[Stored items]
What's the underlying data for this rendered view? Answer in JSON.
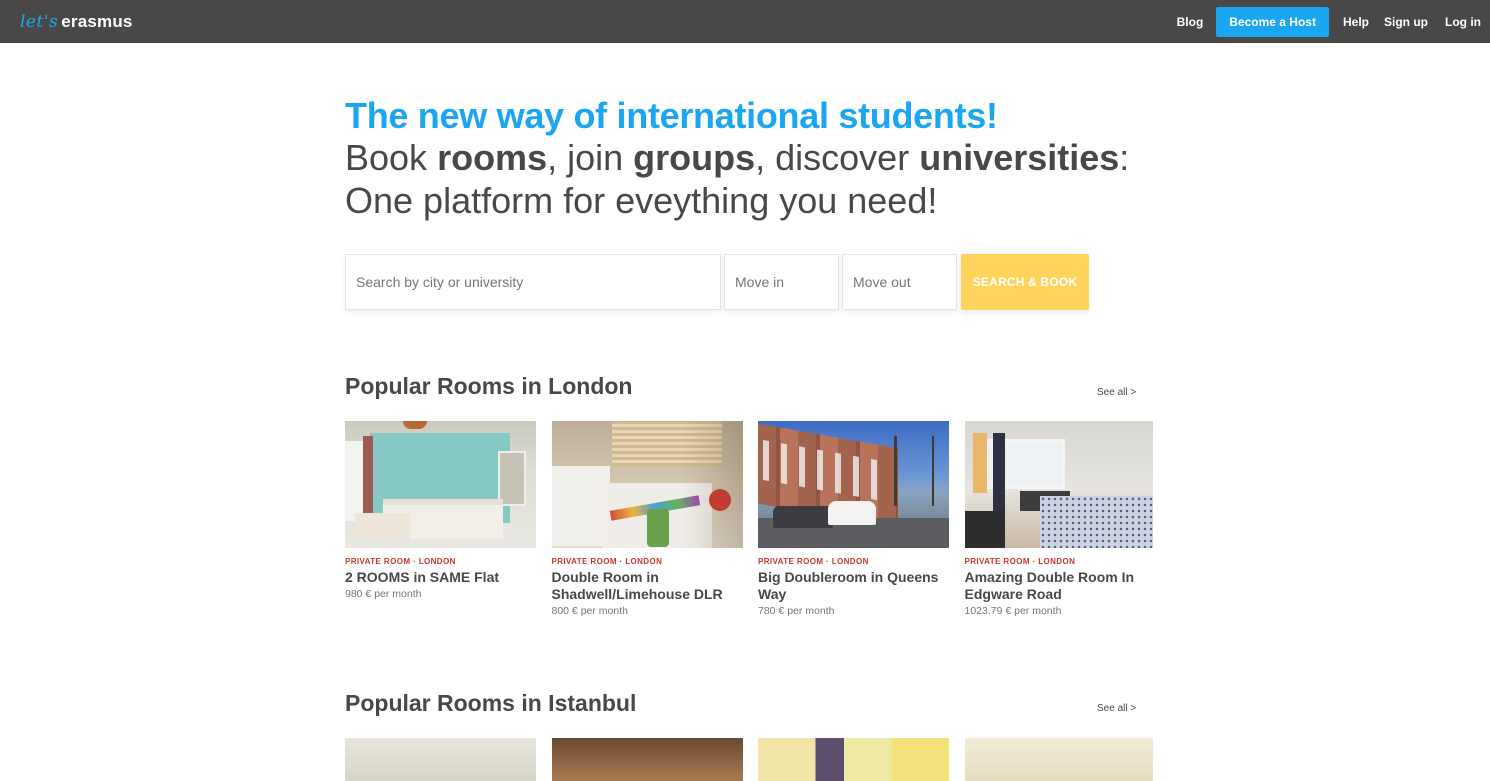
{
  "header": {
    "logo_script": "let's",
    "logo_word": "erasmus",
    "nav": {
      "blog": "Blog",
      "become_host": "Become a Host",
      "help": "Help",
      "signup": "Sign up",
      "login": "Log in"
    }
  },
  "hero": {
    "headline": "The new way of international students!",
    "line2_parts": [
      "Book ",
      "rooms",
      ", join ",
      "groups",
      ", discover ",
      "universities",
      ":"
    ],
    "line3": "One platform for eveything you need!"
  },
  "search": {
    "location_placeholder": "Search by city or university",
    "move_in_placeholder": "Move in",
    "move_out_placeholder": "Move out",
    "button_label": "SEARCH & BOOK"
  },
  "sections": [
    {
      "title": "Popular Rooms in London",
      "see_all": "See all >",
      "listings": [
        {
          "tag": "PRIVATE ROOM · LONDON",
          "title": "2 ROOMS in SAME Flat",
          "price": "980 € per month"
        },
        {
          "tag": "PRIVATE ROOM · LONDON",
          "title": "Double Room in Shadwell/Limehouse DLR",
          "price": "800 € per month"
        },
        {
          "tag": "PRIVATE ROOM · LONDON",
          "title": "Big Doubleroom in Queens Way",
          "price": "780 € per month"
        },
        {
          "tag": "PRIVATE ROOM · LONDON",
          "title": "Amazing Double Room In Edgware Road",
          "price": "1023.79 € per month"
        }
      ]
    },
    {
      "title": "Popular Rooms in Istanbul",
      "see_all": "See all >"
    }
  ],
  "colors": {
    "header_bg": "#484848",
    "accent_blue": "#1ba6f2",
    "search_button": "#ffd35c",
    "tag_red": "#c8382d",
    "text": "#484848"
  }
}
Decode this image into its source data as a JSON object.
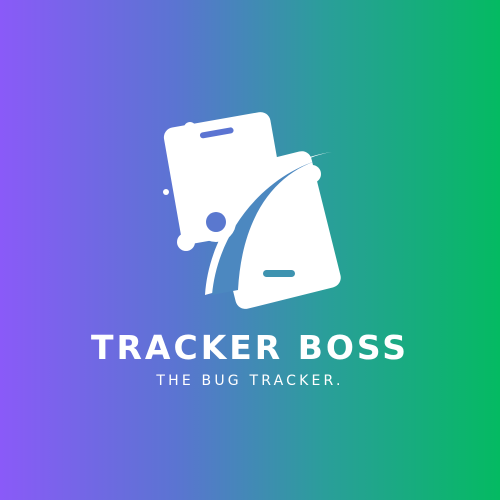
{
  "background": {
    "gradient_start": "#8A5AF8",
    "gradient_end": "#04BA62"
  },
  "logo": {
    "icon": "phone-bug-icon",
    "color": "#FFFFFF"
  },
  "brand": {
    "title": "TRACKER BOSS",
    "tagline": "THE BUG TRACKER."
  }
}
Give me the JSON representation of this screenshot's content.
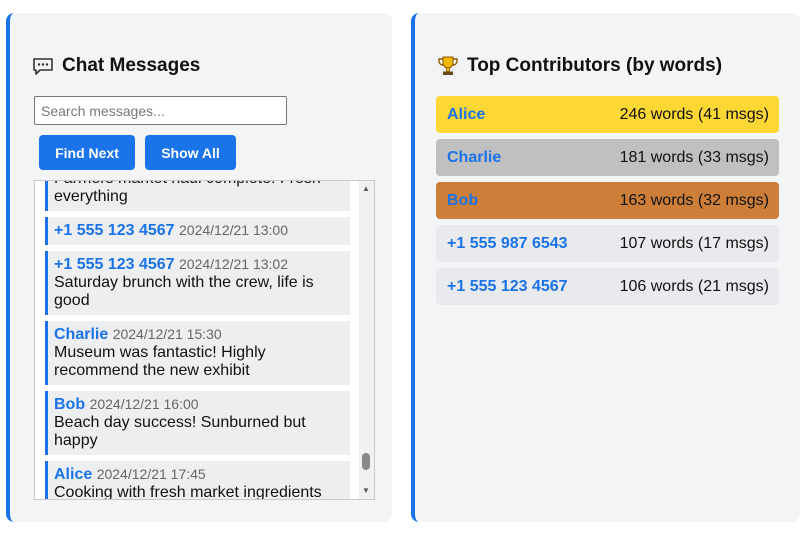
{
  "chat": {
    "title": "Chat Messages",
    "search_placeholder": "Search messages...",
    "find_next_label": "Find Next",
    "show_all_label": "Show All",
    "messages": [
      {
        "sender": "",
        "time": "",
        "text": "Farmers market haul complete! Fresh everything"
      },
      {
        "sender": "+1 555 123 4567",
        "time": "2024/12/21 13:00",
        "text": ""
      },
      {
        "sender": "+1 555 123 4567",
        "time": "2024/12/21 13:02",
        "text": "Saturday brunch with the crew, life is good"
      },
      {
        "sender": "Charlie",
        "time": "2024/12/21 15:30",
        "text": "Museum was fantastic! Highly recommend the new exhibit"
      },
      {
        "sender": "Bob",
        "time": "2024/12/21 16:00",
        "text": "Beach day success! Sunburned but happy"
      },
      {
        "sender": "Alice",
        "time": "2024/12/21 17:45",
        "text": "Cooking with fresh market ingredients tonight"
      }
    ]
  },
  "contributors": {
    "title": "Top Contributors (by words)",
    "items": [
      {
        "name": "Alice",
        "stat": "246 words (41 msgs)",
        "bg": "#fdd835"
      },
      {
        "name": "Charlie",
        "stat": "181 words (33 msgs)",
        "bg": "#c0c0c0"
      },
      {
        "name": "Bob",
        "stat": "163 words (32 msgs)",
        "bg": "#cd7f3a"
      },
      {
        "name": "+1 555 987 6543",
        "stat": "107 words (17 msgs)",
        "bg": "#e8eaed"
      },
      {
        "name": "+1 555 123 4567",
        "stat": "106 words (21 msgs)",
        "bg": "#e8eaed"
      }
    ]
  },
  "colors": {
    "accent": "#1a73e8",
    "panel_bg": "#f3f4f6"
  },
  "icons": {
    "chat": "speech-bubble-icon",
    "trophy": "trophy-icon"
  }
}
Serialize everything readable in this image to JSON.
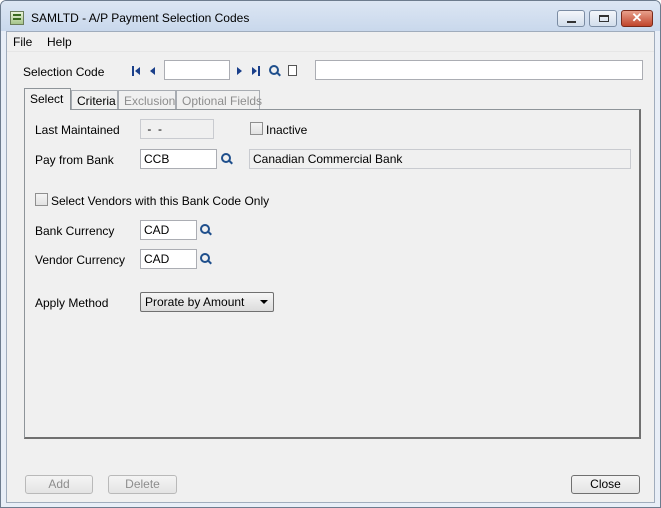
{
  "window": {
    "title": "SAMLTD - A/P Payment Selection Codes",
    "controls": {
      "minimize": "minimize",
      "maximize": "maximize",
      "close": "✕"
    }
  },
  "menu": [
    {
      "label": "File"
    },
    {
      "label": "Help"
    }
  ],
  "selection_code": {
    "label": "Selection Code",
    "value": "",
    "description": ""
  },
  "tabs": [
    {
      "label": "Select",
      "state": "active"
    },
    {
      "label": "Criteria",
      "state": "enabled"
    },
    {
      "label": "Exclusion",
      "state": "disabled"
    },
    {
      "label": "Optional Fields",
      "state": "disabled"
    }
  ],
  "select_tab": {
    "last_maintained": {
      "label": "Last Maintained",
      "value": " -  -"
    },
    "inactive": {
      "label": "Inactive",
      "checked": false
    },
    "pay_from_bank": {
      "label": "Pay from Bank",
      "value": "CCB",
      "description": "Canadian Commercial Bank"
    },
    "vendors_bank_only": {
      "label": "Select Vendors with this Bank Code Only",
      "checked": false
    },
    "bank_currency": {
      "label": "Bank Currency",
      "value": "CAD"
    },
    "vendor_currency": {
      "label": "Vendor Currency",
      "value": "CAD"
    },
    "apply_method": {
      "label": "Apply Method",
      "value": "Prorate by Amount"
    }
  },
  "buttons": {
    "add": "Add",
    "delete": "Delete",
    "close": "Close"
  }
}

**DIRECTIVE:** Omit pictures; set down the rest of the material word for word.

**RESULT OF THIS TASK:**
What's the underlying data for this rendered view? Answer in JSON.
{
  "header": {
    "logo_script": "let's",
    "logo_word": "erasmus",
    "nav": {
      "blog": "Blog",
      "become_host": "Become a Host",
      "help": "Help",
      "signup": "Sign up",
      "login": "Log in"
    }
  },
  "hero": {
    "headline": "The new way of international students!",
    "line2_parts": [
      "Book ",
      "rooms",
      ", join ",
      "groups",
      ", discover ",
      "universities",
      ":"
    ],
    "line3": "One platform for eveything you need!"
  },
  "search": {
    "location_placeholder": "Search by city or university",
    "move_in_placeholder": "Move in",
    "move_out_placeholder": "Move out",
    "button_label": "SEARCH & BOOK"
  },
  "sections": [
    {
      "title": "Popular Rooms in London",
      "see_all": "See all >",
      "listings": [
        {
          "tag": "PRIVATE ROOM · LONDON",
          "title": "2 ROOMS in SAME Flat",
          "price": "980 € per month"
        },
        {
          "tag": "PRIVATE ROOM · LONDON",
          "title": "Double Room in Shadwell/Limehouse DLR",
          "price": "800 € per month"
        },
        {
          "tag": "PRIVATE ROOM · LONDON",
          "title": "Big Doubleroom in Queens Way",
          "price": "780 € per month"
        },
        {
          "tag": "PRIVATE ROOM · LONDON",
          "title": "Amazing Double Room In Edgware Road",
          "price": "1023.79 € per month"
        }
      ]
    },
    {
      "title": "Popular Rooms in Istanbul",
      "see_all": "See all >"
    }
  ],
  "colors": {
    "header_bg": "#484848",
    "accent_blue": "#1ba6f2",
    "search_button": "#ffd35c",
    "tag_red": "#c8382d",
    "text": "#484848"
  }
}
Decode this image into its source data as a JSON object.
{
  "background": {
    "gradient_start": "#8A5AF8",
    "gradient_end": "#04BA62"
  },
  "logo": {
    "icon": "phone-bug-icon",
    "color": "#FFFFFF"
  },
  "brand": {
    "title": "TRACKER BOSS",
    "tagline": "THE BUG TRACKER."
  }
}
Give me the JSON representation of this screenshot's content.
{
  "chat": {
    "title": "Chat Messages",
    "search_placeholder": "Search messages...",
    "find_next_label": "Find Next",
    "show_all_label": "Show All",
    "messages": [
      {
        "sender": "",
        "time": "",
        "text": "Farmers market haul complete! Fresh everything"
      },
      {
        "sender": "+1 555 123 4567",
        "time": "2024/12/21 13:00",
        "text": ""
      },
      {
        "sender": "+1 555 123 4567",
        "time": "2024/12/21 13:02",
        "text": "Saturday brunch with the crew, life is good"
      },
      {
        "sender": "Charlie",
        "time": "2024/12/21 15:30",
        "text": "Museum was fantastic! Highly recommend the new exhibit"
      },
      {
        "sender": "Bob",
        "time": "2024/12/21 16:00",
        "text": "Beach day success! Sunburned but happy"
      },
      {
        "sender": "Alice",
        "time": "2024/12/21 17:45",
        "text": "Cooking with fresh market ingredients tonight"
      }
    ]
  },
  "contributors": {
    "title": "Top Contributors (by words)",
    "items": [
      {
        "name": "Alice",
        "stat": "246 words (41 msgs)",
        "bg": "#fdd835"
      },
      {
        "name": "Charlie",
        "stat": "181 words (33 msgs)",
        "bg": "#c0c0c0"
      },
      {
        "name": "Bob",
        "stat": "163 words (32 msgs)",
        "bg": "#cd7f3a"
      },
      {
        "name": "+1 555 987 6543",
        "stat": "107 words (17 msgs)",
        "bg": "#e8eaed"
      },
      {
        "name": "+1 555 123 4567",
        "stat": "106 words (21 msgs)",
        "bg": "#e8eaed"
      }
    ]
  },
  "colors": {
    "accent": "#1a73e8",
    "panel_bg": "#f3f4f6"
  },
  "icons": {
    "chat": "speech-bubble-icon",
    "trophy": "trophy-icon"
  }
}
Serialize everything readable in this image to JSON.
{
  "window": {
    "title": "SAMLTD - A/P Payment Selection Codes",
    "controls": {
      "minimize": "minimize",
      "maximize": "maximize",
      "close": "✕"
    }
  },
  "menu": [
    {
      "label": "File"
    },
    {
      "label": "Help"
    }
  ],
  "selection_code": {
    "label": "Selection Code",
    "value": "",
    "description": ""
  },
  "tabs": [
    {
      "label": "Select",
      "state": "active"
    },
    {
      "label": "Criteria",
      "state": "enabled"
    },
    {
      "label": "Exclusion",
      "state": "disabled"
    },
    {
      "label": "Optional Fields",
      "state": "disabled"
    }
  ],
  "select_tab": {
    "last_maintained": {
      "label": "Last Maintained",
      "value": " -  -"
    },
    "inactive": {
      "label": "Inactive",
      "checked": false
    },
    "pay_from_bank": {
      "label": "Pay from Bank",
      "value": "CCB",
      "description": "Canadian Commercial Bank"
    },
    "vendors_bank_only": {
      "label": "Select Vendors with this Bank Code Only",
      "checked": false
    },
    "bank_currency": {
      "label": "Bank Currency",
      "value": "CAD"
    },
    "vendor_currency": {
      "label": "Vendor Currency",
      "value": "CAD"
    },
    "apply_method": {
      "label": "Apply Method",
      "value": "Prorate by Amount"
    }
  },
  "buttons": {
    "add": "Add",
    "delete": "Delete",
    "close": "Close"
  }
}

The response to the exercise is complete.